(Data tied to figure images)
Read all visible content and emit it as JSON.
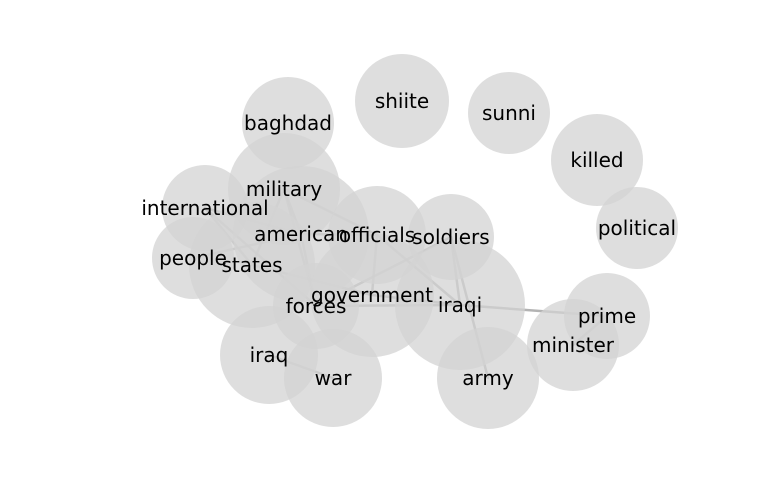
{
  "nodes": [
    {
      "id": "baghdad",
      "label": "baghdad"
    },
    {
      "id": "shiite",
      "label": "shiite"
    },
    {
      "id": "sunni",
      "label": "sunni"
    },
    {
      "id": "killed",
      "label": "killed"
    },
    {
      "id": "political",
      "label": "political"
    },
    {
      "id": "military",
      "label": "military"
    },
    {
      "id": "international",
      "label": "international"
    },
    {
      "id": "american",
      "label": "american"
    },
    {
      "id": "officials",
      "label": "officials"
    },
    {
      "id": "soldiers",
      "label": "soldiers"
    },
    {
      "id": "people",
      "label": "people"
    },
    {
      "id": "states",
      "label": "states"
    },
    {
      "id": "government",
      "label": "government"
    },
    {
      "id": "forces",
      "label": "forces"
    },
    {
      "id": "iraqi",
      "label": "iraqi"
    },
    {
      "id": "prime",
      "label": "prime"
    },
    {
      "id": "minister",
      "label": "minister"
    },
    {
      "id": "iraq",
      "label": "iraq"
    },
    {
      "id": "war",
      "label": "war"
    },
    {
      "id": "army",
      "label": "army"
    }
  ],
  "edges": [
    [
      "military",
      "american"
    ],
    [
      "military",
      "forces"
    ],
    [
      "military",
      "officials"
    ],
    [
      "military",
      "states"
    ],
    [
      "international",
      "american"
    ],
    [
      "international",
      "forces"
    ],
    [
      "international",
      "states"
    ],
    [
      "american",
      "officials"
    ],
    [
      "american",
      "forces"
    ],
    [
      "people",
      "american"
    ],
    [
      "states",
      "government"
    ],
    [
      "officials",
      "government"
    ],
    [
      "officials",
      "iraqi"
    ],
    [
      "soldiers",
      "iraqi"
    ],
    [
      "soldiers",
      "army"
    ],
    [
      "soldiers",
      "forces"
    ],
    [
      "government",
      "iraqi"
    ],
    [
      "forces",
      "iraqi"
    ],
    [
      "iraqi",
      "prime"
    ],
    [
      "prime",
      "minister"
    ],
    [
      "iraq",
      "war"
    ]
  ]
}
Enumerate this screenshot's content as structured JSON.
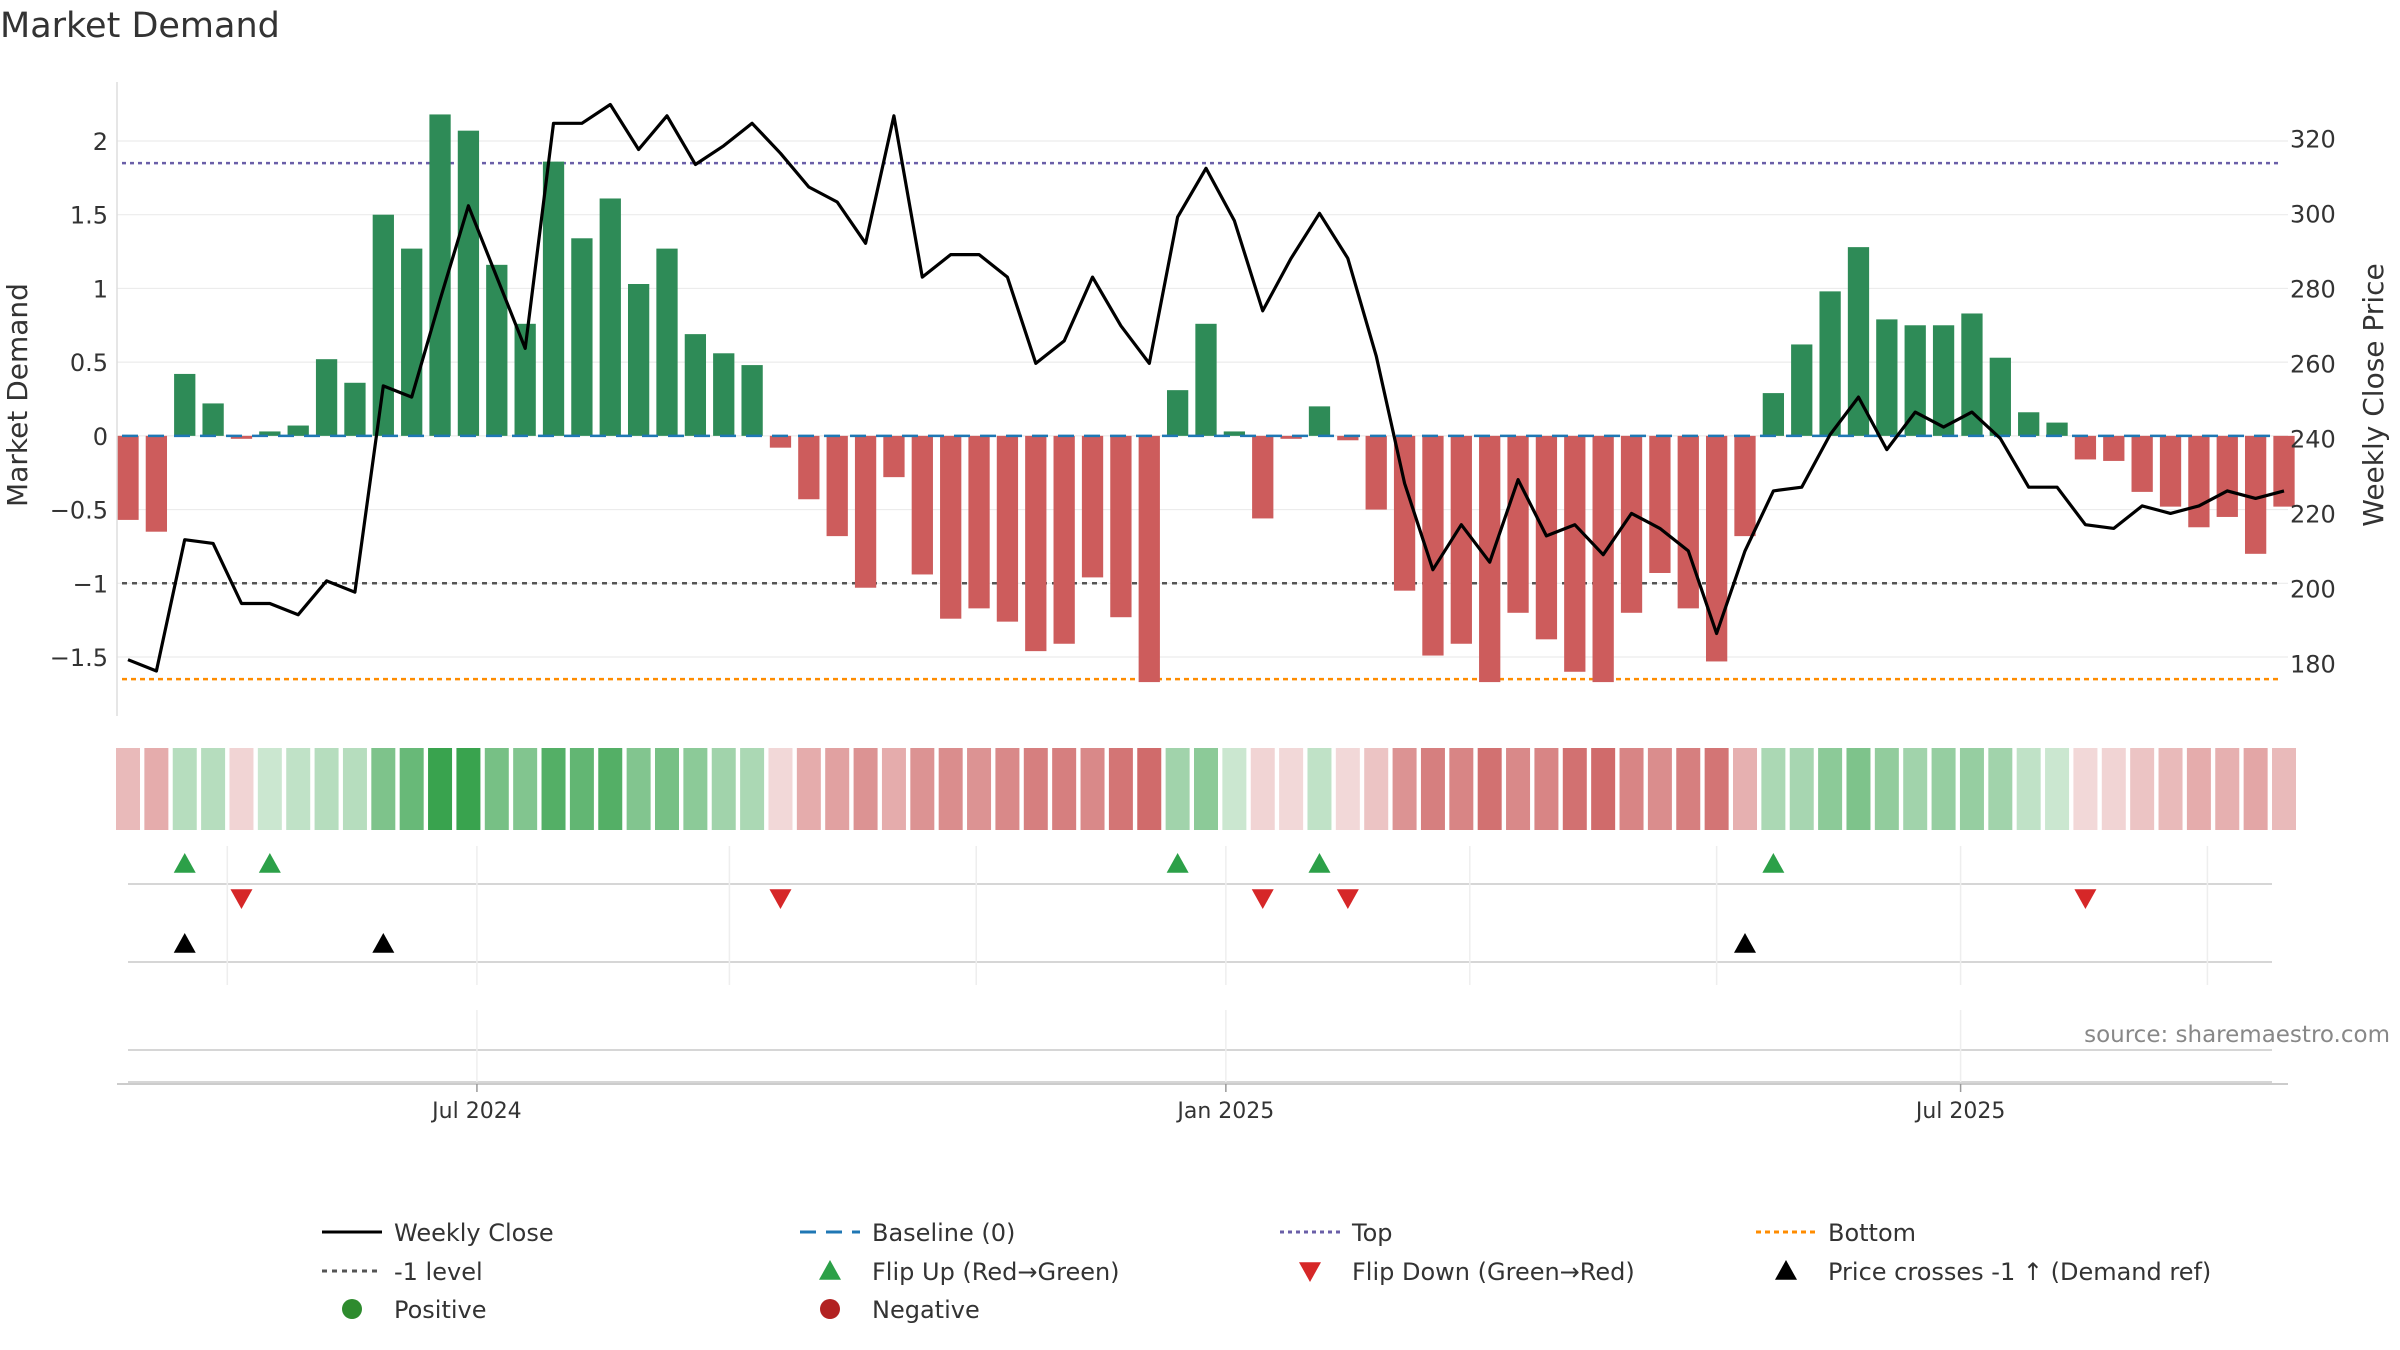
{
  "chart_data": {
    "type": "bar+line",
    "title": "Market Demand",
    "ylabel_left": "Market Demand",
    "ylabel_right": "Weekly Close Price",
    "source": "source: sharemaestro.com",
    "left_ylim": [
      -1.9,
      2.4
    ],
    "left_ticks": [
      2,
      1.5,
      1,
      0.5,
      0,
      -0.5,
      -1,
      -1.5
    ],
    "left_tick_labels": [
      "2",
      "1.5",
      "1",
      "0.5",
      "0",
      "−0.5",
      "−1",
      "−1.5"
    ],
    "right_ylim": [
      166,
      335
    ],
    "right_ticks": [
      320,
      300,
      280,
      260,
      240,
      220,
      200,
      180
    ],
    "right_tick_labels": [
      "320",
      "300",
      "280",
      "260",
      "240",
      "220",
      "200",
      "180"
    ],
    "x_tick_labels": [
      "Jul 2024",
      "Jan 2025",
      "Jul 2025"
    ],
    "x_tick_weeks": [
      12.3,
      38.7,
      64.6
    ],
    "x_minor_weeks": [
      3.5,
      21.2,
      29.9,
      47.3,
      56.0,
      73.3
    ],
    "top_level": 1.85,
    "bottom_level": -1.65,
    "minus_one_level": -1,
    "demand": [
      -0.57,
      -0.65,
      0.42,
      0.22,
      -0.02,
      0.03,
      0.07,
      0.52,
      0.36,
      1.5,
      1.27,
      2.18,
      2.07,
      1.16,
      0.76,
      1.86,
      1.34,
      1.61,
      1.03,
      1.27,
      0.69,
      0.56,
      0.48,
      -0.08,
      -0.43,
      -0.68,
      -1.03,
      -0.28,
      -0.94,
      -1.24,
      -1.17,
      -1.26,
      -1.46,
      -1.41,
      -0.96,
      -1.23,
      -1.67,
      0.31,
      0.76,
      0.03,
      -0.56,
      -0.02,
      0.2,
      -0.03,
      -0.5,
      -1.05,
      -1.49,
      -1.41,
      -1.67,
      -1.2,
      -1.38,
      -1.6,
      -1.67,
      -1.2,
      -0.93,
      -1.17,
      -1.53,
      -0.68,
      0.29,
      0.62,
      0.98,
      1.28,
      0.79,
      0.75,
      0.75,
      0.83,
      0.53,
      0.16,
      0.09,
      -0.16,
      -0.17,
      -0.38,
      -0.48,
      -0.62,
      -0.55,
      -0.8,
      -0.48
    ],
    "close": [
      181,
      178,
      213,
      212,
      196,
      196,
      193,
      202,
      199,
      254,
      251,
      277,
      302,
      283,
      264,
      324,
      324,
      329,
      317,
      326,
      313,
      318,
      324,
      316,
      307,
      303,
      292,
      326,
      283,
      289,
      289,
      283,
      260,
      266,
      283,
      270,
      260,
      299,
      312,
      298,
      274,
      288,
      300,
      288,
      262,
      228,
      205,
      217,
      207,
      229,
      214,
      217,
      209,
      220,
      216,
      210,
      188,
      210,
      226,
      227,
      241,
      251,
      237,
      247,
      243,
      247,
      240,
      227,
      227,
      217,
      216,
      222,
      220,
      222,
      226,
      224,
      226
    ],
    "heat_alpha": [
      0.35,
      0.42,
      0.35,
      0.35,
      0.22,
      0.25,
      0.3,
      0.35,
      0.35,
      0.62,
      0.72,
      0.95,
      0.95,
      0.65,
      0.6,
      0.82,
      0.75,
      0.82,
      0.6,
      0.65,
      0.55,
      0.45,
      0.4,
      0.2,
      0.42,
      0.48,
      0.55,
      0.42,
      0.55,
      0.58,
      0.55,
      0.6,
      0.65,
      0.65,
      0.6,
      0.7,
      0.75,
      0.45,
      0.55,
      0.25,
      0.22,
      0.2,
      0.3,
      0.2,
      0.3,
      0.55,
      0.65,
      0.62,
      0.72,
      0.6,
      0.62,
      0.72,
      0.75,
      0.62,
      0.58,
      0.65,
      0.7,
      0.4,
      0.4,
      0.42,
      0.55,
      0.62,
      0.52,
      0.45,
      0.5,
      0.5,
      0.45,
      0.3,
      0.25,
      0.2,
      0.22,
      0.3,
      0.35,
      0.42,
      0.4,
      0.45,
      0.35
    ],
    "flip_up_weeks": [
      2,
      5,
      37,
      42,
      58
    ],
    "flip_down_weeks": [
      4,
      23,
      40,
      43,
      69
    ],
    "price_cross_weeks": [
      2,
      9,
      57
    ],
    "colors": {
      "positive_bar": "#2e8b57",
      "negative_bar": "#cd5c5c",
      "heat_positive": "#2e9e44",
      "heat_negative": "#c03a3a",
      "flip_up": "#2ca048",
      "flip_down": "#d62728",
      "price_cross": "#000000",
      "top_line": "#6a5fa8",
      "bottom_line": "#ff8c00",
      "baseline": "#1f77b4",
      "minus_one": "#555555",
      "close_line": "#000000",
      "legend_positive": "#2e8b2e",
      "legend_negative": "#b22222"
    },
    "legend": [
      {
        "label": "Weekly Close",
        "kind": "line-solid"
      },
      {
        "label": "Baseline (0)",
        "kind": "line-dash-blue"
      },
      {
        "label": "Top",
        "kind": "line-dot-purple"
      },
      {
        "label": "Bottom",
        "kind": "line-dot-orange"
      },
      {
        "label": "-1 level",
        "kind": "line-dot-gray"
      },
      {
        "label": "Flip Up (Red→Green)",
        "kind": "tri-up-green"
      },
      {
        "label": "Flip Down (Green→Red)",
        "kind": "tri-down-red"
      },
      {
        "label": "Price crosses -1 ↑ (Demand ref)",
        "kind": "tri-up-black"
      },
      {
        "label": "Positive",
        "kind": "dot-green"
      },
      {
        "label": "Negative",
        "kind": "dot-red"
      }
    ]
  }
}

▶ WHAT YOU ARE ASKED TO DO
Generate a word-for-word copy of the preceding records, excluding all pictures.

▶ EXERCISE RESULT
Read all visible content and emit it as JSON.
{
  "nodes": [
    {
      "id": "baghdad",
      "label": "baghdad"
    },
    {
      "id": "shiite",
      "label": "shiite"
    },
    {
      "id": "sunni",
      "label": "sunni"
    },
    {
      "id": "killed",
      "label": "killed"
    },
    {
      "id": "political",
      "label": "political"
    },
    {
      "id": "military",
      "label": "military"
    },
    {
      "id": "international",
      "label": "international"
    },
    {
      "id": "american",
      "label": "american"
    },
    {
      "id": "officials",
      "label": "officials"
    },
    {
      "id": "soldiers",
      "label": "soldiers"
    },
    {
      "id": "people",
      "label": "people"
    },
    {
      "id": "states",
      "label": "states"
    },
    {
      "id": "government",
      "label": "government"
    },
    {
      "id": "forces",
      "label": "forces"
    },
    {
      "id": "iraqi",
      "label": "iraqi"
    },
    {
      "id": "prime",
      "label": "prime"
    },
    {
      "id": "minister",
      "label": "minister"
    },
    {
      "id": "iraq",
      "label": "iraq"
    },
    {
      "id": "war",
      "label": "war"
    },
    {
      "id": "army",
      "label": "army"
    }
  ],
  "edges": [
    [
      "military",
      "american"
    ],
    [
      "military",
      "forces"
    ],
    [
      "military",
      "officials"
    ],
    [
      "military",
      "states"
    ],
    [
      "international",
      "american"
    ],
    [
      "international",
      "forces"
    ],
    [
      "international",
      "states"
    ],
    [
      "american",
      "officials"
    ],
    [
      "american",
      "forces"
    ],
    [
      "people",
      "american"
    ],
    [
      "states",
      "government"
    ],
    [
      "officials",
      "government"
    ],
    [
      "officials",
      "iraqi"
    ],
    [
      "soldiers",
      "iraqi"
    ],
    [
      "soldiers",
      "army"
    ],
    [
      "soldiers",
      "forces"
    ],
    [
      "government",
      "iraqi"
    ],
    [
      "forces",
      "iraqi"
    ],
    [
      "iraqi",
      "prime"
    ],
    [
      "prime",
      "minister"
    ],
    [
      "iraq",
      "war"
    ]
  ]
}
Enumerate this screenshot's content as structured JSON.
{
  "chart_data": {
    "type": "bar+line",
    "title": "Market Demand",
    "ylabel_left": "Market Demand",
    "ylabel_right": "Weekly Close Price",
    "source": "source: sharemaestro.com",
    "left_ylim": [
      -1.9,
      2.4
    ],
    "left_ticks": [
      2,
      1.5,
      1,
      0.5,
      0,
      -0.5,
      -1,
      -1.5
    ],
    "left_tick_labels": [
      "2",
      "1.5",
      "1",
      "0.5",
      "0",
      "−0.5",
      "−1",
      "−1.5"
    ],
    "right_ylim": [
      166,
      335
    ],
    "right_ticks": [
      320,
      300,
      280,
      260,
      240,
      220,
      200,
      180
    ],
    "right_tick_labels": [
      "320",
      "300",
      "280",
      "260",
      "240",
      "220",
      "200",
      "180"
    ],
    "x_tick_labels": [
      "Jul 2024",
      "Jan 2025",
      "Jul 2025"
    ],
    "x_tick_weeks": [
      12.3,
      38.7,
      64.6
    ],
    "x_minor_weeks": [
      3.5,
      21.2,
      29.9,
      47.3,
      56.0,
      73.3
    ],
    "top_level": 1.85,
    "bottom_level": -1.65,
    "minus_one_level": -1,
    "demand": [
      -0.57,
      -0.65,
      0.42,
      0.22,
      -0.02,
      0.03,
      0.07,
      0.52,
      0.36,
      1.5,
      1.27,
      2.18,
      2.07,
      1.16,
      0.76,
      1.86,
      1.34,
      1.61,
      1.03,
      1.27,
      0.69,
      0.56,
      0.48,
      -0.08,
      -0.43,
      -0.68,
      -1.03,
      -0.28,
      -0.94,
      -1.24,
      -1.17,
      -1.26,
      -1.46,
      -1.41,
      -0.96,
      -1.23,
      -1.67,
      0.31,
      0.76,
      0.03,
      -0.56,
      -0.02,
      0.2,
      -0.03,
      -0.5,
      -1.05,
      -1.49,
      -1.41,
      -1.67,
      -1.2,
      -1.38,
      -1.6,
      -1.67,
      -1.2,
      -0.93,
      -1.17,
      -1.53,
      -0.68,
      0.29,
      0.62,
      0.98,
      1.28,
      0.79,
      0.75,
      0.75,
      0.83,
      0.53,
      0.16,
      0.09,
      -0.16,
      -0.17,
      -0.38,
      -0.48,
      -0.62,
      -0.55,
      -0.8,
      -0.48
    ],
    "close": [
      181,
      178,
      213,
      212,
      196,
      196,
      193,
      202,
      199,
      254,
      251,
      277,
      302,
      283,
      264,
      324,
      324,
      329,
      317,
      326,
      313,
      318,
      324,
      316,
      307,
      303,
      292,
      326,
      283,
      289,
      289,
      283,
      260,
      266,
      283,
      270,
      260,
      299,
      312,
      298,
      274,
      288,
      300,
      288,
      262,
      228,
      205,
      217,
      207,
      229,
      214,
      217,
      209,
      220,
      216,
      210,
      188,
      210,
      226,
      227,
      241,
      251,
      237,
      247,
      243,
      247,
      240,
      227,
      227,
      217,
      216,
      222,
      220,
      222,
      226,
      224,
      226
    ],
    "heat_alpha": [
      0.35,
      0.42,
      0.35,
      0.35,
      0.22,
      0.25,
      0.3,
      0.35,
      0.35,
      0.62,
      0.72,
      0.95,
      0.95,
      0.65,
      0.6,
      0.82,
      0.75,
      0.82,
      0.6,
      0.65,
      0.55,
      0.45,
      0.4,
      0.2,
      0.42,
      0.48,
      0.55,
      0.42,
      0.55,
      0.58,
      0.55,
      0.6,
      0.65,
      0.65,
      0.6,
      0.7,
      0.75,
      0.45,
      0.55,
      0.25,
      0.22,
      0.2,
      0.3,
      0.2,
      0.3,
      0.55,
      0.65,
      0.62,
      0.72,
      0.6,
      0.62,
      0.72,
      0.75,
      0.62,
      0.58,
      0.65,
      0.7,
      0.4,
      0.4,
      0.42,
      0.55,
      0.62,
      0.52,
      0.45,
      0.5,
      0.5,
      0.45,
      0.3,
      0.25,
      0.2,
      0.22,
      0.3,
      0.35,
      0.42,
      0.4,
      0.45,
      0.35
    ],
    "flip_up_weeks": [
      2,
      5,
      37,
      42,
      58
    ],
    "flip_down_weeks": [
      4,
      23,
      40,
      43,
      69
    ],
    "price_cross_weeks": [
      2,
      9,
      57
    ],
    "colors": {
      "positive_bar": "#2e8b57",
      "negative_bar": "#cd5c5c",
      "heat_positive": "#2e9e44",
      "heat_negative": "#c03a3a",
      "flip_up": "#2ca048",
      "flip_down": "#d62728",
      "price_cross": "#000000",
      "top_line": "#6a5fa8",
      "bottom_line": "#ff8c00",
      "baseline": "#1f77b4",
      "minus_one": "#555555",
      "close_line": "#000000",
      "legend_positive": "#2e8b2e",
      "legend_negative": "#b22222"
    },
    "legend": [
      {
        "label": "Weekly Close",
        "kind": "line-solid"
      },
      {
        "label": "Baseline (0)",
        "kind": "line-dash-blue"
      },
      {
        "label": "Top",
        "kind": "line-dot-purple"
      },
      {
        "label": "Bottom",
        "kind": "line-dot-orange"
      },
      {
        "label": "-1 level",
        "kind": "line-dot-gray"
      },
      {
        "label": "Flip Up (Red→Green)",
        "kind": "tri-up-green"
      },
      {
        "label": "Flip Down (Green→Red)",
        "kind": "tri-down-red"
      },
      {
        "label": "Price crosses -1 ↑ (Demand ref)",
        "kind": "tri-up-black"
      },
      {
        "label": "Positive",
        "kind": "dot-green"
      },
      {
        "label": "Negative",
        "kind": "dot-red"
      }
    ]
  }
}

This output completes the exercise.